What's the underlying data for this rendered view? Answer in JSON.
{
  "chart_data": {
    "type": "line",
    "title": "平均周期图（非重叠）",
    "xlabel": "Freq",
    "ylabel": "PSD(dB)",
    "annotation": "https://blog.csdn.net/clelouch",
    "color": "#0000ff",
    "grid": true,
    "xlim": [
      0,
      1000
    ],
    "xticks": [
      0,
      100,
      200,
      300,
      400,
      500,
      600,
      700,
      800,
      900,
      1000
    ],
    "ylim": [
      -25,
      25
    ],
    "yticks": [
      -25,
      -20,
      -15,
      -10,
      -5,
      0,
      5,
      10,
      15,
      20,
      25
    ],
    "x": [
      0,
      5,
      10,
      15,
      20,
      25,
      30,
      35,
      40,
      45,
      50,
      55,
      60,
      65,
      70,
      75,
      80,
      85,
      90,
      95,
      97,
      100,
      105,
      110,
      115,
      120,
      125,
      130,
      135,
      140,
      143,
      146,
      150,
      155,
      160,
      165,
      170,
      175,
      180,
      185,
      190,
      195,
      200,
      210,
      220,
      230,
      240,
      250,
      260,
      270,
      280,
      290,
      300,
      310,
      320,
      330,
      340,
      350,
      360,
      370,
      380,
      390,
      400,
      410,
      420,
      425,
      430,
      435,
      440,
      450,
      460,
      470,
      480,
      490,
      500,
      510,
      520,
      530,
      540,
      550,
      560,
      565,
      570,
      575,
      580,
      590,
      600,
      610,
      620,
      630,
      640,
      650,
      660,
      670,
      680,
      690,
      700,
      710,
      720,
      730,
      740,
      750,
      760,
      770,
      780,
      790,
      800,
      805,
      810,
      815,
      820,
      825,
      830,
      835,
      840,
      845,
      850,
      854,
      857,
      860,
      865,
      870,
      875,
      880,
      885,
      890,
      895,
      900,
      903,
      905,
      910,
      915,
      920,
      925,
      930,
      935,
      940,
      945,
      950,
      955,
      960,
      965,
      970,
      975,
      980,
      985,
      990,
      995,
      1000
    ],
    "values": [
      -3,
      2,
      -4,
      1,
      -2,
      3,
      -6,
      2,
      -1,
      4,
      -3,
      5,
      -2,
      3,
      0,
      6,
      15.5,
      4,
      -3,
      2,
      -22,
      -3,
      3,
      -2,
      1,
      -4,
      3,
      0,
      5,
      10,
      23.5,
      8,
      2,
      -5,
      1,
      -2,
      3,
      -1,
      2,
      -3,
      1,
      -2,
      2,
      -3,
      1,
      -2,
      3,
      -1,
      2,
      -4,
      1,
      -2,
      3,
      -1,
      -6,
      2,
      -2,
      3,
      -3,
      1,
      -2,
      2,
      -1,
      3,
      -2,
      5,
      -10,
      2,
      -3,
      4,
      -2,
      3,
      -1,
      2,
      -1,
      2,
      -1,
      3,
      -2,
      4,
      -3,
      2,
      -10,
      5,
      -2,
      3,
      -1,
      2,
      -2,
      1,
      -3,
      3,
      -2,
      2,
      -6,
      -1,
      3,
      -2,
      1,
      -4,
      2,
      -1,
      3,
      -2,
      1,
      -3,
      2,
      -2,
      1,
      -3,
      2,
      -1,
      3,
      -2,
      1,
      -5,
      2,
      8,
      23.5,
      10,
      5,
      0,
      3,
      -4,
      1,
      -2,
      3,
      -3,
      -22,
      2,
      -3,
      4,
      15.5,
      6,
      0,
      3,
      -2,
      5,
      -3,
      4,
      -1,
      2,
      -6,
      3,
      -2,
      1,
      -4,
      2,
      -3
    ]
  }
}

☆ ☆ ☆ ☆ ☆

-- Task instructions --
Restate the data above word for word.

-- Expected output --
What's the underlying data for this rendered view? Answer in JSON.
{
  "chart_data": {
    "type": "line",
    "title": "平均周期图（非重叠）",
    "xlabel": "Freq",
    "ylabel": "PSD(dB)",
    "annotation": "https://blog.csdn.net/clelouch",
    "color": "#0000ff",
    "grid": true,
    "xlim": [
      0,
      1000
    ],
    "xticks": [
      0,
      100,
      200,
      300,
      400,
      500,
      600,
      700,
      800,
      900,
      1000
    ],
    "ylim": [
      -25,
      25
    ],
    "yticks": [
      -25,
      -20,
      -15,
      -10,
      -5,
      0,
      5,
      10,
      15,
      20,
      25
    ],
    "x": [
      0,
      5,
      10,
      15,
      20,
      25,
      30,
      35,
      40,
      45,
      50,
      55,
      60,
      65,
      70,
      75,
      80,
      85,
      90,
      95,
      97,
      100,
      105,
      110,
      115,
      120,
      125,
      130,
      135,
      140,
      143,
      146,
      150,
      155,
      160,
      165,
      170,
      175,
      180,
      185,
      190,
      195,
      200,
      210,
      220,
      230,
      240,
      250,
      260,
      270,
      280,
      290,
      300,
      310,
      320,
      330,
      340,
      350,
      360,
      370,
      380,
      390,
      400,
      410,
      420,
      425,
      430,
      435,
      440,
      450,
      460,
      470,
      480,
      490,
      500,
      510,
      520,
      530,
      540,
      550,
      560,
      565,
      570,
      575,
      580,
      590,
      600,
      610,
      620,
      630,
      640,
      650,
      660,
      670,
      680,
      690,
      700,
      710,
      720,
      730,
      740,
      750,
      760,
      770,
      780,
      790,
      800,
      805,
      810,
      815,
      820,
      825,
      830,
      835,
      840,
      845,
      850,
      854,
      857,
      860,
      865,
      870,
      875,
      880,
      885,
      890,
      895,
      900,
      903,
      905,
      910,
      915,
      920,
      925,
      930,
      935,
      940,
      945,
      950,
      955,
      960,
      965,
      970,
      975,
      980,
      985,
      990,
      995,
      1000
    ],
    "values": [
      -3,
      2,
      -4,
      1,
      -2,
      3,
      -6,
      2,
      -1,
      4,
      -3,
      5,
      -2,
      3,
      0,
      6,
      15.5,
      4,
      -3,
      2,
      -22,
      -3,
      3,
      -2,
      1,
      -4,
      3,
      0,
      5,
      10,
      23.5,
      8,
      2,
      -5,
      1,
      -2,
      3,
      -1,
      2,
      -3,
      1,
      -2,
      2,
      -3,
      1,
      -2,
      3,
      -1,
      2,
      -4,
      1,
      -2,
      3,
      -1,
      -6,
      2,
      -2,
      3,
      -3,
      1,
      -2,
      2,
      -1,
      3,
      -2,
      5,
      -10,
      2,
      -3,
      4,
      -2,
      3,
      -1,
      2,
      -1,
      2,
      -1,
      3,
      -2,
      4,
      -3,
      2,
      -10,
      5,
      -2,
      3,
      -1,
      2,
      -2,
      1,
      -3,
      3,
      -2,
      2,
      -6,
      -1,
      3,
      -2,
      1,
      -4,
      2,
      -1,
      3,
      -2,
      1,
      -3,
      2,
      -2,
      1,
      -3,
      2,
      -1,
      3,
      -2,
      1,
      -5,
      2,
      8,
      23.5,
      10,
      5,
      0,
      3,
      -4,
      1,
      -2,
      3,
      -3,
      -22,
      2,
      -3,
      4,
      15.5,
      6,
      0,
      3,
      -2,
      5,
      -3,
      4,
      -1,
      2,
      -6,
      3,
      -2,
      1,
      -4,
      2,
      -3
    ]
  }
}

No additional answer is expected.